:: Task input ::

------------

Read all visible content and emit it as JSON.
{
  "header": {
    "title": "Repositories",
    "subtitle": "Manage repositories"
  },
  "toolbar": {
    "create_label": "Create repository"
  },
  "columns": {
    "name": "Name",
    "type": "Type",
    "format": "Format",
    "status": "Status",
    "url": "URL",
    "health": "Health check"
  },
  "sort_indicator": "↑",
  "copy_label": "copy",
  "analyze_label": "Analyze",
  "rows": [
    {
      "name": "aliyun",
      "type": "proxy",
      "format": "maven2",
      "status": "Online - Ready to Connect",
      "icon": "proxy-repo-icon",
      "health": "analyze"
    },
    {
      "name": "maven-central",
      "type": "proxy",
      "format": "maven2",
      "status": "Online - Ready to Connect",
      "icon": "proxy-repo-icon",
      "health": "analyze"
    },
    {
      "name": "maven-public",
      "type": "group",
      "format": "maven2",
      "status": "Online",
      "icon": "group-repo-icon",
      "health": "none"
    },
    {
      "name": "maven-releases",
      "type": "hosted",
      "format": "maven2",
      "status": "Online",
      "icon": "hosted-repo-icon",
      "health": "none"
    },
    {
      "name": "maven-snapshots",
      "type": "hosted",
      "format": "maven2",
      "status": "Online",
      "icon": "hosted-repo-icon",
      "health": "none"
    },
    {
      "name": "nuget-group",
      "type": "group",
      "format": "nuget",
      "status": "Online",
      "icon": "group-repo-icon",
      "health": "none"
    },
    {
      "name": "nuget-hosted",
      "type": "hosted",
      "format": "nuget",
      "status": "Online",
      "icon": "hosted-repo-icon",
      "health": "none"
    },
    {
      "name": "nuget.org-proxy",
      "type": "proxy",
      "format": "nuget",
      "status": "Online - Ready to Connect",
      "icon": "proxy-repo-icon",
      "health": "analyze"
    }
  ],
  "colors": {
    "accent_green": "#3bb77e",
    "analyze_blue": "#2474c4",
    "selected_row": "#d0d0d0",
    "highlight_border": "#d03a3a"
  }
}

------------

:: What needs to be done ::
Write out the whole listing again. Match it word for word.

:: Task solution ::
Read all visible content and emit it as JSON.
{
  "header": {
    "title": "Repositories",
    "subtitle": "Manage repositories"
  },
  "toolbar": {
    "create_label": "Create repository"
  },
  "columns": {
    "name": "Name",
    "type": "Type",
    "format": "Format",
    "status": "Status",
    "url": "URL",
    "health": "Health check"
  },
  "sort_indicator": "↑",
  "copy_label": "copy",
  "analyze_label": "Analyze",
  "rows": [
    {
      "name": "aliyun",
      "type": "proxy",
      "format": "maven2",
      "status": "Online - Ready to Connect",
      "icon": "proxy-repo-icon",
      "health": "analyze"
    },
    {
      "name": "maven-central",
      "type": "proxy",
      "format": "maven2",
      "status": "Online - Ready to Connect",
      "icon": "proxy-repo-icon",
      "health": "analyze"
    },
    {
      "name": "maven-public",
      "type": "group",
      "format": "maven2",
      "status": "Online",
      "icon": "group-repo-icon",
      "health": "none"
    },
    {
      "name": "maven-releases",
      "type": "hosted",
      "format": "maven2",
      "status": "Online",
      "icon": "hosted-repo-icon",
      "health": "none"
    },
    {
      "name": "maven-snapshots",
      "type": "hosted",
      "format": "maven2",
      "status": "Online",
      "icon": "hosted-repo-icon",
      "health": "none"
    },
    {
      "name": "nuget-group",
      "type": "group",
      "format": "nuget",
      "status": "Online",
      "icon": "group-repo-icon",
      "health": "none"
    },
    {
      "name": "nuget-hosted",
      "type": "hosted",
      "format": "nuget",
      "status": "Online",
      "icon": "hosted-repo-icon",
      "health": "none"
    },
    {
      "name": "nuget.org-proxy",
      "type": "proxy",
      "format": "nuget",
      "status": "Online - Ready to Connect",
      "icon": "proxy-repo-icon",
      "health": "analyze"
    }
  ],
  "colors": {
    "accent_green": "#3bb77e",
    "analyze_blue": "#2474c4",
    "selected_row": "#d0d0d0",
    "highlight_border": "#d03a3a"
  }
}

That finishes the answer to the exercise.